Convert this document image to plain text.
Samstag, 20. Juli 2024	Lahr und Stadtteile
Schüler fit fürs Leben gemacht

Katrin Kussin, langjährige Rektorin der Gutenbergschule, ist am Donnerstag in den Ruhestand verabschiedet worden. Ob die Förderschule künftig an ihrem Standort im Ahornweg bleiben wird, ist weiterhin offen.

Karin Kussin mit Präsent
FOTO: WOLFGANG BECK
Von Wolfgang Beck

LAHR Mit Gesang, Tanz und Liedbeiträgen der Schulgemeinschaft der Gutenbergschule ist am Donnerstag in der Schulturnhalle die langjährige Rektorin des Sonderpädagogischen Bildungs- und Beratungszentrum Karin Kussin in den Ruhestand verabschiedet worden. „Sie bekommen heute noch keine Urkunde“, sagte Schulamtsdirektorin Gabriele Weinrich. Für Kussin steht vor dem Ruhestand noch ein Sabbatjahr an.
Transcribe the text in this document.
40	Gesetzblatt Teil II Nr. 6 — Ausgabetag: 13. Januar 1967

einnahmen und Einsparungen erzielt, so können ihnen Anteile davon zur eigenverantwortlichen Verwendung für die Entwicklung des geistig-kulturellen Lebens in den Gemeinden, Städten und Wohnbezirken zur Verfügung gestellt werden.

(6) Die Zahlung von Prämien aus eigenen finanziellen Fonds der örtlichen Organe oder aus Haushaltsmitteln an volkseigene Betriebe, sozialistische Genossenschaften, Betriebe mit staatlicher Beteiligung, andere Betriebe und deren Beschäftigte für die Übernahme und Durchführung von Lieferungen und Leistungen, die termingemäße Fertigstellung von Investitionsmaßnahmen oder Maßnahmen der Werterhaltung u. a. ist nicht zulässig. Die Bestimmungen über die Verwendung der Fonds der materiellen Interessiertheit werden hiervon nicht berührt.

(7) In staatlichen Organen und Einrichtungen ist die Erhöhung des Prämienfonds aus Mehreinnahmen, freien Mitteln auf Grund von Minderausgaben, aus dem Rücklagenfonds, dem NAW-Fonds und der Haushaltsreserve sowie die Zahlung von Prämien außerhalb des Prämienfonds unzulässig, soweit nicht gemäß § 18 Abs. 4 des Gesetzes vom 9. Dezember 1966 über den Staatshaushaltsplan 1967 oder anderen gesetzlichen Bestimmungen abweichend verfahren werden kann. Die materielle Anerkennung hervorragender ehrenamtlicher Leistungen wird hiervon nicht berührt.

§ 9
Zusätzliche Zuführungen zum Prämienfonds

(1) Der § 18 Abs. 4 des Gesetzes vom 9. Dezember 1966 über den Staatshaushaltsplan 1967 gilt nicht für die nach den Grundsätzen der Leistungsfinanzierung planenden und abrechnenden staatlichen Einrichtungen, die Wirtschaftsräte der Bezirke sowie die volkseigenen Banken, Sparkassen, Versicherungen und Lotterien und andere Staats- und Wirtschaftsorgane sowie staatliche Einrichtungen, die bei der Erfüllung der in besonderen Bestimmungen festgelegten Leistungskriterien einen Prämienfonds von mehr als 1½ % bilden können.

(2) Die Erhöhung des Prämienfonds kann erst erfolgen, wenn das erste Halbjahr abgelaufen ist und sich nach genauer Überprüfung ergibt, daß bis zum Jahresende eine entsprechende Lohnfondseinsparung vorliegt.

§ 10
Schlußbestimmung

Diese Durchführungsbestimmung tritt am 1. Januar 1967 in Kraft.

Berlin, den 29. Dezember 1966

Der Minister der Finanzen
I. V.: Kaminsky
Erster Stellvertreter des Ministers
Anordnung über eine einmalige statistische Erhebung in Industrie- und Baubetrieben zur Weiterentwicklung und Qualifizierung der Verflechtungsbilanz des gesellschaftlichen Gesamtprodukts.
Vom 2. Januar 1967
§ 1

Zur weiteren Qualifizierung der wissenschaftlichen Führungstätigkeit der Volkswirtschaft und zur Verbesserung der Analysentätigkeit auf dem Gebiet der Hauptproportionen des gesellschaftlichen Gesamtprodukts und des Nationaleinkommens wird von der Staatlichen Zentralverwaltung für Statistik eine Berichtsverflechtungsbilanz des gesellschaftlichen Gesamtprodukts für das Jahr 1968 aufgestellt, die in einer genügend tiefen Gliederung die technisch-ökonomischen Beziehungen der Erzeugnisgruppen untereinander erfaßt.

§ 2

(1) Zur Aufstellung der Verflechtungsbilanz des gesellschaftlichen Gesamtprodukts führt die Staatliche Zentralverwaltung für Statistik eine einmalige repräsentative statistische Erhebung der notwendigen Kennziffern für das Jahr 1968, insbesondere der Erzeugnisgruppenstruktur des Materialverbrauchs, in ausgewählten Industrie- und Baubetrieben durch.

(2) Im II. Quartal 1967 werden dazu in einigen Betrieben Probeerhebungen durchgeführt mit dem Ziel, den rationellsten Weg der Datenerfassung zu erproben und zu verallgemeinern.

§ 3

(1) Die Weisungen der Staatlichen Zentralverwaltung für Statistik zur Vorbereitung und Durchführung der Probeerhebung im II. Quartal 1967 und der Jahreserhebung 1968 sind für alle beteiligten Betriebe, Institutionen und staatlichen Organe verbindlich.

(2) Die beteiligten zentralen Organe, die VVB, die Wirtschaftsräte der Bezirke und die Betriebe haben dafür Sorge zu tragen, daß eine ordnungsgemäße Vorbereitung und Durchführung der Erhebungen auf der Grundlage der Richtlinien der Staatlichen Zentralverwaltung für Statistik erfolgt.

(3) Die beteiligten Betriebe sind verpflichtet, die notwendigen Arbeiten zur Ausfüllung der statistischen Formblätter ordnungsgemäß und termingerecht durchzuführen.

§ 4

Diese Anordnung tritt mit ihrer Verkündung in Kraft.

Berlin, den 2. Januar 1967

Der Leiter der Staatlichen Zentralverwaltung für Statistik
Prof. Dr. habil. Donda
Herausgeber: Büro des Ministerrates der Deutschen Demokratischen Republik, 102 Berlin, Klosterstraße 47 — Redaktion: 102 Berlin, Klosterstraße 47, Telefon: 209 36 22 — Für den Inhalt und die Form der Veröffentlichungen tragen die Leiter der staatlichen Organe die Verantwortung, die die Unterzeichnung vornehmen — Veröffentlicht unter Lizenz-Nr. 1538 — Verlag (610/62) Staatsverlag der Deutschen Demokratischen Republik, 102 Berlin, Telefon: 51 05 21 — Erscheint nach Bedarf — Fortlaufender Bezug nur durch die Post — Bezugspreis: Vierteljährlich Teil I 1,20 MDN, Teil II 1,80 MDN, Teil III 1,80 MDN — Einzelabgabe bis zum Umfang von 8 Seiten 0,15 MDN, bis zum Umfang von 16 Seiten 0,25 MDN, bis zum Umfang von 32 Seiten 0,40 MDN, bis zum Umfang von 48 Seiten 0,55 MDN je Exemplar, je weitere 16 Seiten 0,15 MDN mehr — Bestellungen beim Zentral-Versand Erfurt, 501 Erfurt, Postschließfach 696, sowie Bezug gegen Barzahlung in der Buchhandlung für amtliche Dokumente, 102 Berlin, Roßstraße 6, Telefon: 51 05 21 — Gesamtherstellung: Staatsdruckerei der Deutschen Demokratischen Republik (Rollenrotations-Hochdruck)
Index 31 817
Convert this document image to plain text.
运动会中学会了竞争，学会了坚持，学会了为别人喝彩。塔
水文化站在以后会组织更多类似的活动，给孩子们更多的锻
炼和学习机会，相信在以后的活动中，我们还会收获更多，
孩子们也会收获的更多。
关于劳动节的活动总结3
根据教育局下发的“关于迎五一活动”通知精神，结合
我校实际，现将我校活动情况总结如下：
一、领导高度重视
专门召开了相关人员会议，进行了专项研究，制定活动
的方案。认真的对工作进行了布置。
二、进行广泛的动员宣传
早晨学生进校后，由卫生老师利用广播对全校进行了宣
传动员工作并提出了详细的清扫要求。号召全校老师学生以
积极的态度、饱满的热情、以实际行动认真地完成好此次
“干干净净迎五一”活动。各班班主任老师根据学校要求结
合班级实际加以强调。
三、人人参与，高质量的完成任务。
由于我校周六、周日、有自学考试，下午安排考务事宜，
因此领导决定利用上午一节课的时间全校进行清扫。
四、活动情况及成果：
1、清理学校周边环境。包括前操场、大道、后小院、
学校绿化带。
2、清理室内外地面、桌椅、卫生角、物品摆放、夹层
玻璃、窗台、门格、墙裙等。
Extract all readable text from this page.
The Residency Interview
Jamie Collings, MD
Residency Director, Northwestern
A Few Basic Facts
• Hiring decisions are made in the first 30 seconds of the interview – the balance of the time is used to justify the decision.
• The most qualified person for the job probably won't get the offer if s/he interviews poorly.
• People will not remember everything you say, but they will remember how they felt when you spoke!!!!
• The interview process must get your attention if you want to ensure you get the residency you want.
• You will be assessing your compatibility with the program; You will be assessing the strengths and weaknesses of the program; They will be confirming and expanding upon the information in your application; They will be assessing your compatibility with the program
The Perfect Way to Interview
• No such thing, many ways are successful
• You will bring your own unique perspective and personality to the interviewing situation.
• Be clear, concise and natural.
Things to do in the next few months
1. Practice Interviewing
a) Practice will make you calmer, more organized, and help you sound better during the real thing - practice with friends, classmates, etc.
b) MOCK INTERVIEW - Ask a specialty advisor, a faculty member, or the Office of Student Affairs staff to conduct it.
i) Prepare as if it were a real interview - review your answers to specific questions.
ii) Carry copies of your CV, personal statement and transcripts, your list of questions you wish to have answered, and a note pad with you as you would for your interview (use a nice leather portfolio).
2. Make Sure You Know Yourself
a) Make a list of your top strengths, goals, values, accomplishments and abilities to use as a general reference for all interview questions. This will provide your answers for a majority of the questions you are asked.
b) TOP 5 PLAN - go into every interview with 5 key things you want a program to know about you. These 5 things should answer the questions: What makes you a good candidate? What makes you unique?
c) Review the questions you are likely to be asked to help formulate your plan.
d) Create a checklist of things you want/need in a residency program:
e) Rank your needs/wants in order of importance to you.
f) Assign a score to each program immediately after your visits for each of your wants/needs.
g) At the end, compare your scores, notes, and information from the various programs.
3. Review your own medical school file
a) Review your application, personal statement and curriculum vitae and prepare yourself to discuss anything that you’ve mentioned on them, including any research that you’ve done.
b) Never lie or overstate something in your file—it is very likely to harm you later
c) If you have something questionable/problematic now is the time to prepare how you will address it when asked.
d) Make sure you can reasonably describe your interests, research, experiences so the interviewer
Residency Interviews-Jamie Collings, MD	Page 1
════════════════════
What to do: From the listing, copy each line containing the word "Gesetzes".

Response to this exercise:
(7) In staatlichen Organen und Einrichtungen ist die Erhöhung des Prämienfonds aus Mehreinnahmen, freien Mitteln auf Grund von Minderausgaben, aus dem Rücklagenfonds, dem NAW-Fonds und der Haushaltsreserve sowie die Zahlung von Prämien außerhalb des Prämienfonds unzulässig, soweit nicht gemäß § 18 Abs. 4 des Gesetzes vom 9. Dezember 1966 über den Staatshaushaltsplan 1967 oder anderen gesetzlichen Bestimmungen abweichend verfahren werden kann. Die materielle Anerkennung hervorragender ehrenamtlicher Leistungen wird hiervon nicht berührt.
(1) Der § 18 Abs. 4 des Gesetzes vom 9. Dezember 1966 über den Staatshaushaltsplan 1967 gilt nicht für die nach den Grundsätzen der Leistungsfinanzierung planenden und abrechnenden staatlichen Einrichtungen, die Wirtschaftsräte der Bezirke sowie die volkseigenen Banken, Sparkassen, Versicherungen und Lotterien und andere Staats- und Wirtschaftsorgane sowie staatliche Einrichtungen, die bei der Erfüllung der in besonderen Bestimmungen festgelegten Leistungskriterien einen Prämienfonds von mehr als 1½ % bilden können.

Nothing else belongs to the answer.